• What is expected:
Count the lines below that contain the word "Recall", and report only that number.

(Collected data entries)
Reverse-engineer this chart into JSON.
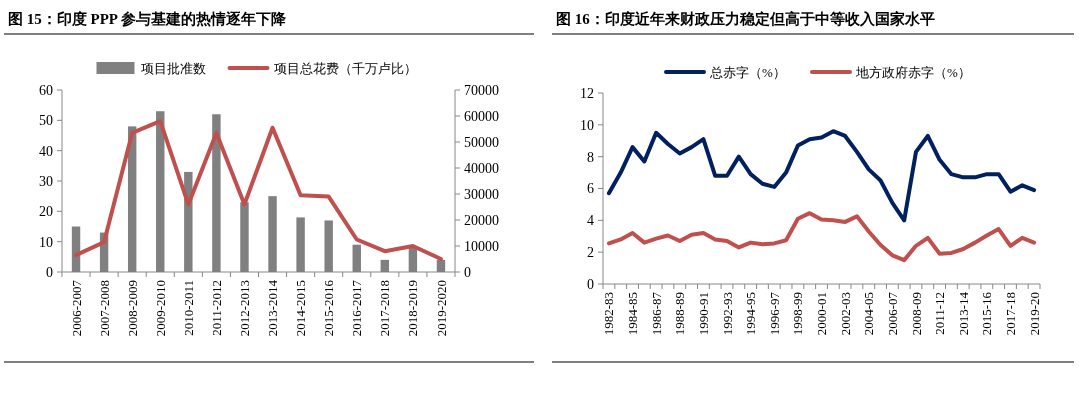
{
  "chart_data": [
    {
      "type": "bar",
      "title": "图 15：印度 PPP 参与基建的热情逐年下降",
      "categories": [
        "2006-2007",
        "2007-2008",
        "2008-2009",
        "2009-2010",
        "2010-2011",
        "2011-2012",
        "2012-2013",
        "2013-2014",
        "2014-2015",
        "2015-2016",
        "2016-2017",
        "2017-2018",
        "2018-2019",
        "2019-2020"
      ],
      "series": [
        {
          "name": "项目批准数",
          "color": "#808080",
          "values": [
            15,
            13,
            48,
            53,
            33,
            52,
            23,
            25,
            18,
            17,
            9,
            4,
            8,
            4
          ]
        },
        {
          "name": "项目总花费（千万卢比）",
          "type": "line",
          "axis": "y2",
          "color": "#c0504d",
          "values": [
            6500,
            11500,
            53500,
            58000,
            26000,
            53500,
            26000,
            55500,
            29500,
            29000,
            12500,
            8000,
            10000,
            5000
          ]
        }
      ],
      "ylim": [
        0,
        60
      ],
      "yticks": [
        0,
        10,
        20,
        30,
        40,
        50,
        60
      ],
      "y2lim": [
        0,
        70000
      ],
      "y2ticks": [
        0,
        10000,
        20000,
        30000,
        40000,
        50000,
        60000,
        70000
      ],
      "legend": "top"
    },
    {
      "type": "line",
      "title": "图 16：印度近年来财政压力稳定但高于中等收入国家水平",
      "categories": [
        "1982-83",
        null,
        "1984-85",
        null,
        "1986-87",
        null,
        "1988-89",
        null,
        "1990-91",
        null,
        "1992-93",
        null,
        "1994-95",
        null,
        "1996-97",
        null,
        "1998-99",
        null,
        "2000-01",
        null,
        "2002-03",
        null,
        "2004-05",
        null,
        "2006-07",
        null,
        "2008-09",
        null,
        "2011-12",
        null,
        "2013-14",
        null,
        "2015-16",
        null,
        "2017-18",
        null,
        "2019-20"
      ],
      "series": [
        {
          "name": "总赤字（%）",
          "color": "#002060",
          "values": [
            5.7,
            7.0,
            8.6,
            7.7,
            9.5,
            8.8,
            8.2,
            8.6,
            9.1,
            6.8,
            6.8,
            8.0,
            6.9,
            6.3,
            6.1,
            7.0,
            8.7,
            9.1,
            9.2,
            9.6,
            9.3,
            8.3,
            7.2,
            6.5,
            5.1,
            4.0,
            8.3,
            9.3,
            7.8,
            6.9,
            6.7,
            6.7,
            6.9,
            6.9,
            5.8,
            6.2,
            5.9
          ]
        },
        {
          "name": "地方政府赤字（%）",
          "color": "#c0504d",
          "values": [
            2.55,
            2.8,
            3.2,
            2.6,
            2.85,
            3.05,
            2.7,
            3.1,
            3.2,
            2.8,
            2.7,
            2.3,
            2.6,
            2.5,
            2.55,
            2.75,
            4.1,
            4.45,
            4.05,
            4.0,
            3.9,
            4.25,
            3.3,
            2.45,
            1.8,
            1.5,
            2.4,
            2.9,
            1.9,
            1.95,
            2.2,
            2.6,
            3.05,
            3.45,
            2.4,
            2.9,
            2.6
          ]
        }
      ],
      "ylim": [
        0,
        12
      ],
      "yticks": [
        0,
        2,
        4,
        6,
        8,
        10,
        12
      ],
      "legend": "top"
    }
  ]
}
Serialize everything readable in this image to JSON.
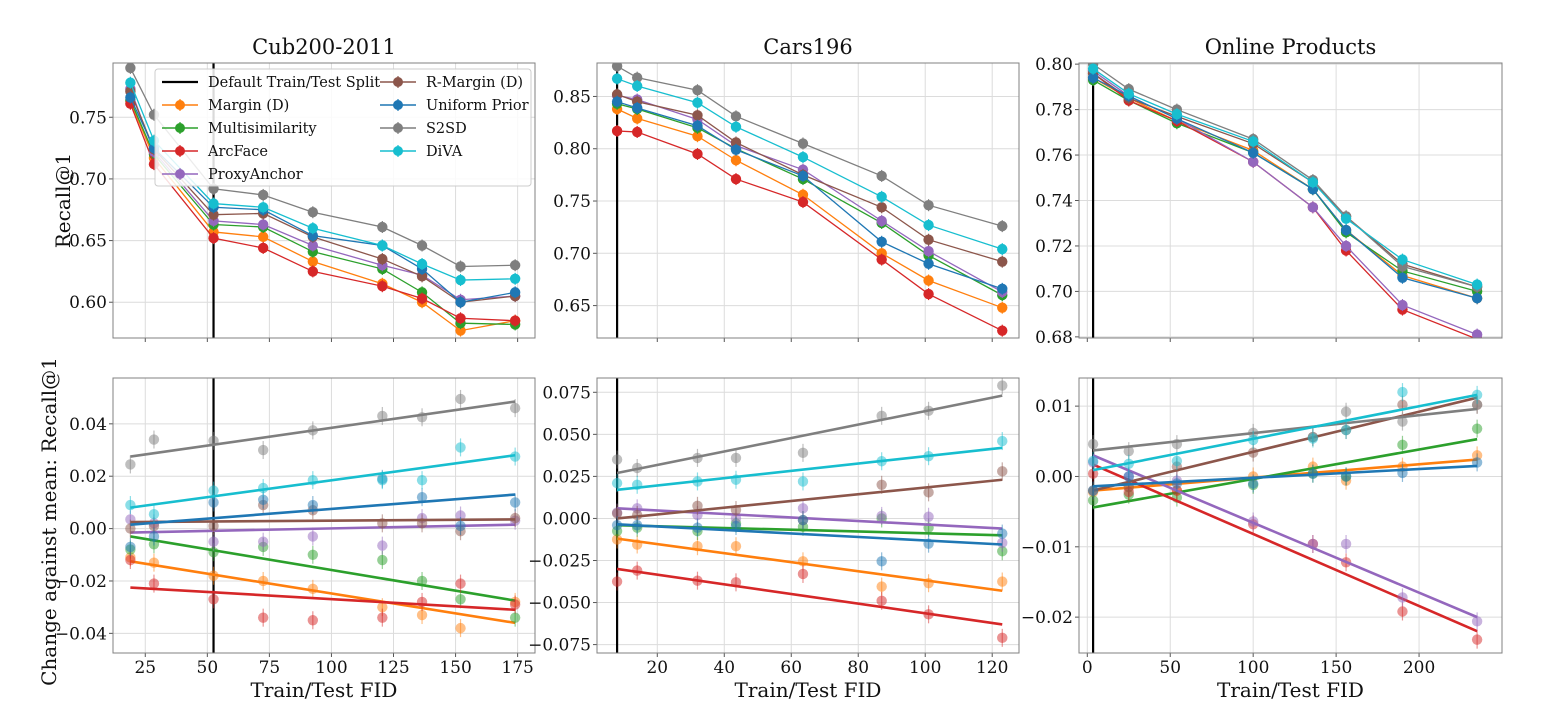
{
  "colors": {
    "default_split": "#000000",
    "Margin (D)": "#ff7f0e",
    "Multisimilarity": "#2ca02c",
    "ArcFace": "#d62728",
    "ProxyAnchor": "#9467bd",
    "R-Margin (D)": "#8c564b",
    "Uniform Prior": "#1f77b4",
    "S2SD": "#7f7f7f",
    "DiVA": "#17becf"
  },
  "legend": {
    "placement": "upper-right (inside Cub200-2011 top panel)",
    "entries": [
      "Default Train/Test Split",
      "Margin (D)",
      "Multisimilarity",
      "ArcFace",
      "ProxyAnchor",
      "R-Margin (D)",
      "Uniform Prior",
      "S2SD",
      "DiVA"
    ]
  },
  "chart_data": [
    {
      "type": "line",
      "panel": "top-left",
      "title": "Cub200-2011",
      "xlabel": "",
      "ylabel": "Recall@1",
      "xlim": [
        12,
        182
      ],
      "ylim": [
        0.571,
        0.794
      ],
      "xticks": [
        25,
        50,
        75,
        100,
        125,
        150,
        175
      ],
      "yticks": [
        "0.60",
        "0.65",
        "0.70",
        "0.75"
      ],
      "grid": true,
      "default_split_x": 52.5,
      "x": [
        19,
        28.5,
        52.5,
        72.5,
        92.5,
        120.5,
        136.5,
        152,
        174
      ],
      "series": [
        {
          "name": "Margin (D)",
          "values": [
            0.763,
            0.717,
            0.657,
            0.653,
            0.633,
            0.615,
            0.6,
            0.577,
            0.585
          ]
        },
        {
          "name": "Multisimilarity",
          "values": [
            0.764,
            0.72,
            0.663,
            0.661,
            0.641,
            0.627,
            0.608,
            0.583,
            0.582
          ]
        },
        {
          "name": "ArcFace",
          "values": [
            0.761,
            0.712,
            0.652,
            0.644,
            0.625,
            0.613,
            0.603,
            0.587,
            0.585
          ]
        },
        {
          "name": "ProxyAnchor",
          "values": [
            0.773,
            0.722,
            0.666,
            0.663,
            0.646,
            0.63,
            0.622,
            0.602,
            0.605
          ]
        },
        {
          "name": "R-Margin (D)",
          "values": [
            0.771,
            0.724,
            0.671,
            0.672,
            0.653,
            0.635,
            0.621,
            0.6,
            0.605
          ]
        },
        {
          "name": "Uniform Prior",
          "values": [
            0.766,
            0.725,
            0.677,
            0.675,
            0.654,
            0.646,
            0.627,
            0.6,
            0.608
          ]
        },
        {
          "name": "S2SD",
          "values": [
            0.79,
            0.752,
            0.692,
            0.687,
            0.673,
            0.661,
            0.646,
            0.629,
            0.63
          ]
        },
        {
          "name": "DiVA",
          "values": [
            0.778,
            0.731,
            0.68,
            0.677,
            0.66,
            0.646,
            0.631,
            0.618,
            0.619
          ]
        }
      ]
    },
    {
      "type": "line",
      "panel": "top-middle",
      "title": "Cars196",
      "xlabel": "",
      "ylabel": "",
      "xlim": [
        2,
        128
      ],
      "ylim": [
        0.619,
        0.882
      ],
      "xticks": [
        20,
        40,
        60,
        80,
        100,
        120
      ],
      "yticks": [
        "0.65",
        "0.70",
        "0.75",
        "0.80",
        "0.85"
      ],
      "grid": true,
      "default_split_x": 8,
      "x": [
        8,
        14,
        32,
        43.5,
        63.5,
        87,
        101,
        123
      ],
      "series": [
        {
          "name": "Margin (D)",
          "values": [
            0.838,
            0.829,
            0.812,
            0.789,
            0.756,
            0.7,
            0.674,
            0.648
          ]
        },
        {
          "name": "Multisimilarity",
          "values": [
            0.843,
            0.838,
            0.82,
            0.8,
            0.771,
            0.729,
            0.698,
            0.66
          ]
        },
        {
          "name": "ArcFace",
          "values": [
            0.817,
            0.816,
            0.795,
            0.771,
            0.749,
            0.694,
            0.661,
            0.626
          ]
        },
        {
          "name": "ProxyAnchor",
          "values": [
            0.851,
            0.847,
            0.828,
            0.803,
            0.78,
            0.731,
            0.702,
            0.663
          ]
        },
        {
          "name": "R-Margin (D)",
          "values": [
            0.852,
            0.845,
            0.832,
            0.806,
            0.775,
            0.744,
            0.713,
            0.692
          ]
        },
        {
          "name": "Uniform Prior",
          "values": [
            0.845,
            0.839,
            0.822,
            0.799,
            0.774,
            0.711,
            0.69,
            0.666
          ]
        },
        {
          "name": "S2SD",
          "values": [
            0.879,
            0.868,
            0.856,
            0.831,
            0.805,
            0.774,
            0.746,
            0.726
          ]
        },
        {
          "name": "DiVA",
          "values": [
            0.867,
            0.86,
            0.844,
            0.821,
            0.792,
            0.754,
            0.727,
            0.704
          ]
        }
      ]
    },
    {
      "type": "line",
      "panel": "top-right",
      "title": "Online Products",
      "xlabel": "",
      "ylabel": "",
      "xlim": [
        -5,
        250
      ],
      "ylim": [
        0.6795,
        0.8005
      ],
      "xticks": [
        0,
        50,
        100,
        150,
        200
      ],
      "yticks": [
        "0.68",
        "0.70",
        "0.72",
        "0.74",
        "0.76",
        "0.78",
        "0.80"
      ],
      "grid": true,
      "default_split_x": 3.5,
      "x": [
        3.5,
        25,
        54,
        100,
        136,
        156,
        190,
        235
      ],
      "series": [
        {
          "name": "Margin (D)",
          "values": [
            0.794,
            0.785,
            0.775,
            0.762,
            0.745,
            0.727,
            0.707,
            0.697
          ]
        },
        {
          "name": "Multisimilarity",
          "values": [
            0.793,
            0.784,
            0.774,
            0.761,
            0.745,
            0.726,
            0.709,
            0.7
          ]
        },
        {
          "name": "ArcFace",
          "values": [
            0.796,
            0.784,
            0.775,
            0.757,
            0.737,
            0.718,
            0.692,
            0.679
          ]
        },
        {
          "name": "ProxyAnchor",
          "values": [
            0.797,
            0.786,
            0.776,
            0.757,
            0.737,
            0.72,
            0.694,
            0.681
          ]
        },
        {
          "name": "R-Margin (D)",
          "values": [
            0.796,
            0.785,
            0.777,
            0.765,
            0.748,
            0.733,
            0.712,
            0.702
          ]
        },
        {
          "name": "Uniform Prior",
          "values": [
            0.794,
            0.786,
            0.776,
            0.761,
            0.745,
            0.727,
            0.706,
            0.697
          ]
        },
        {
          "name": "S2SD",
          "values": [
            0.8,
            0.789,
            0.78,
            0.767,
            0.749,
            0.733,
            0.711,
            0.702
          ]
        },
        {
          "name": "DiVA",
          "values": [
            0.798,
            0.787,
            0.778,
            0.766,
            0.748,
            0.732,
            0.714,
            0.703
          ]
        }
      ]
    },
    {
      "type": "scatter",
      "panel": "bottom-left",
      "title": "",
      "xlabel": "Train/Test FID",
      "ylabel": "Change against mean: Recall@1",
      "xlim": [
        12,
        182
      ],
      "ylim": [
        -0.0475,
        0.0575
      ],
      "xticks": [
        25,
        50,
        75,
        100,
        125,
        150,
        175
      ],
      "yticks": [
        "-0.04",
        "-0.02",
        "0.00",
        "0.02",
        "0.04"
      ],
      "grid": true,
      "default_split_x": 52.5,
      "x": [
        19,
        28.5,
        52.5,
        72.5,
        92.5,
        120.5,
        136.5,
        152,
        174
      ],
      "series": [
        {
          "name": "Margin (D)",
          "values": [
            -0.011,
            -0.013,
            -0.018,
            -0.02,
            -0.023,
            -0.03,
            -0.033,
            -0.038,
            -0.028
          ],
          "fit": [
            -0.0125,
            -0.036
          ]
        },
        {
          "name": "Multisimilarity",
          "values": [
            -0.008,
            -0.006,
            -0.009,
            -0.007,
            -0.01,
            -0.012,
            -0.02,
            -0.027,
            -0.034
          ],
          "fit": [
            -0.003,
            -0.0275
          ]
        },
        {
          "name": "ArcFace",
          "values": [
            -0.012,
            -0.021,
            -0.027,
            -0.034,
            -0.035,
            -0.034,
            -0.028,
            -0.021,
            -0.029
          ],
          "fit": [
            -0.0225,
            -0.031
          ]
        },
        {
          "name": "ProxyAnchor",
          "values": [
            0.0035,
            0.002,
            -0.005,
            -0.005,
            -0.003,
            -0.0065,
            0.004,
            0.005,
            0.003
          ],
          "fit": [
            -0.0015,
            0.0015
          ]
        },
        {
          "name": "R-Margin (D)",
          "values": [
            0.0,
            0.001,
            0.001,
            0.009,
            0.007,
            0.002,
            0.002,
            -0.001,
            0.004
          ],
          "fit": [
            0.0025,
            0.0035
          ]
        },
        {
          "name": "Uniform Prior",
          "values": [
            -0.007,
            -0.003,
            0.01,
            0.011,
            0.009,
            0.019,
            0.012,
            0.001,
            0.01
          ],
          "fit": [
            0.0015,
            0.013
          ]
        },
        {
          "name": "S2SD",
          "values": [
            0.0245,
            0.034,
            0.0335,
            0.03,
            0.0375,
            0.043,
            0.0425,
            0.0495,
            0.046
          ],
          "fit": [
            0.0275,
            0.0485
          ]
        },
        {
          "name": "DiVA",
          "values": [
            0.009,
            0.0055,
            0.0145,
            0.0155,
            0.0185,
            0.0185,
            0.0185,
            0.031,
            0.0275
          ],
          "fit": [
            0.008,
            0.028
          ]
        }
      ]
    },
    {
      "type": "scatter",
      "panel": "bottom-middle",
      "title": "",
      "xlabel": "Train/Test FID",
      "ylabel": "",
      "xlim": [
        2,
        128
      ],
      "ylim": [
        -0.08,
        0.0835
      ],
      "xticks": [
        20,
        40,
        60,
        80,
        100,
        120
      ],
      "yticks": [
        "-0.075",
        "-0.050",
        "-0.025",
        "0.000",
        "0.025",
        "0.050",
        "0.075"
      ],
      "grid": true,
      "default_split_x": 8,
      "x": [
        8,
        14,
        32,
        43.5,
        63.5,
        87,
        101,
        123
      ],
      "series": [
        {
          "name": "Margin (D)",
          "values": [
            -0.0125,
            -0.0155,
            -0.0165,
            -0.0165,
            -0.0255,
            -0.0405,
            -0.0385,
            -0.0375
          ],
          "fit": [
            -0.012,
            -0.043
          ]
        },
        {
          "name": "Multisimilarity",
          "values": [
            -0.0075,
            -0.0055,
            -0.0075,
            -0.003,
            -0.005,
            -0.0,
            -0.0055,
            -0.0195
          ],
          "fit": [
            -0.004,
            -0.01
          ]
        },
        {
          "name": "ArcFace",
          "values": [
            -0.0375,
            -0.031,
            -0.037,
            -0.038,
            -0.033,
            -0.049,
            -0.057,
            -0.071
          ],
          "fit": [
            -0.03,
            -0.063
          ]
        },
        {
          "name": "ProxyAnchor",
          "values": [
            0.0035,
            0.006,
            0.002,
            0.0,
            0.006,
            0.0015,
            0.001,
            -0.0145
          ],
          "fit": [
            0.006,
            -0.006
          ]
        },
        {
          "name": "R-Margin (D)",
          "values": [
            0.003,
            0.002,
            0.0075,
            0.005,
            -0.001,
            0.02,
            0.0155,
            0.028
          ],
          "fit": [
            0.0,
            0.023
          ]
        },
        {
          "name": "Uniform Prior",
          "values": [
            -0.004,
            -0.004,
            -0.0055,
            -0.0045,
            -0.001,
            -0.0255,
            -0.015,
            -0.009
          ],
          "fit": [
            -0.0035,
            -0.0155
          ]
        },
        {
          "name": "S2SD",
          "values": [
            0.035,
            0.03,
            0.036,
            0.036,
            0.039,
            0.061,
            0.064,
            0.079
          ],
          "fit": [
            0.027,
            0.073
          ]
        },
        {
          "name": "DiVA",
          "values": [
            0.021,
            0.02,
            0.022,
            0.023,
            0.022,
            0.034,
            0.037,
            0.046
          ],
          "fit": [
            0.017,
            0.042
          ]
        }
      ]
    },
    {
      "type": "scatter",
      "panel": "bottom-right",
      "title": "",
      "xlabel": "Train/Test FID",
      "ylabel": "",
      "xlim": [
        -5,
        250
      ],
      "ylim": [
        -0.0251,
        0.014
      ],
      "xticks": [
        0,
        50,
        100,
        150,
        200
      ],
      "yticks": [
        "-0.02",
        "-0.01",
        "0.00",
        "0.01"
      ],
      "grid": true,
      "default_split_x": 3.5,
      "x": [
        3.5,
        25,
        54,
        100,
        136,
        156,
        190,
        235
      ],
      "series": [
        {
          "name": "Margin (D)",
          "values": [
            -0.0022,
            -0.0015,
            -0.002,
            0.0,
            0.0014,
            -0.0006,
            0.0014,
            0.003
          ],
          "fit": [
            -0.002,
            0.0024
          ]
        },
        {
          "name": "Multisimilarity",
          "values": [
            -0.0034,
            -0.0026,
            -0.003,
            -0.0012,
            0.0004,
            0.0,
            0.0045,
            0.0068
          ],
          "fit": [
            -0.0044,
            0.0053
          ]
        },
        {
          "name": "ArcFace",
          "values": [
            0.0004,
            -0.0022,
            -0.002,
            -0.0068,
            -0.0096,
            -0.0122,
            -0.0192,
            -0.0232
          ],
          "fit": [
            0.0017,
            -0.022
          ]
        },
        {
          "name": "ProxyAnchor",
          "values": [
            0.002,
            0.0,
            -0.0006,
            -0.0064,
            -0.0096,
            -0.0096,
            -0.0172,
            -0.0206
          ],
          "fit": [
            0.003,
            -0.02
          ]
        },
        {
          "name": "R-Margin (D)",
          "values": [
            -0.002,
            -0.0015,
            0.0014,
            0.0034,
            0.0056,
            0.0066,
            0.0102,
            0.0102
          ],
          "fit": [
            -0.002,
            0.0112
          ]
        },
        {
          "name": "Uniform Prior",
          "values": [
            -0.002,
            0.0,
            -0.001,
            -0.001,
            0.0004,
            0.0,
            0.0005,
            0.002
          ],
          "fit": [
            -0.0014,
            0.0015
          ]
        },
        {
          "name": "S2SD",
          "values": [
            0.0046,
            0.0036,
            0.0046,
            0.0062,
            0.0056,
            0.0092,
            0.0078,
            0.0102
          ],
          "fit": [
            0.0037,
            0.0096
          ]
        },
        {
          "name": "DiVA",
          "values": [
            0.0022,
            0.0018,
            0.0022,
            0.0052,
            0.0054,
            0.0066,
            0.012,
            0.0116
          ],
          "fit": [
            0.0009,
            0.0116
          ]
        }
      ]
    }
  ]
}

• Task output:
2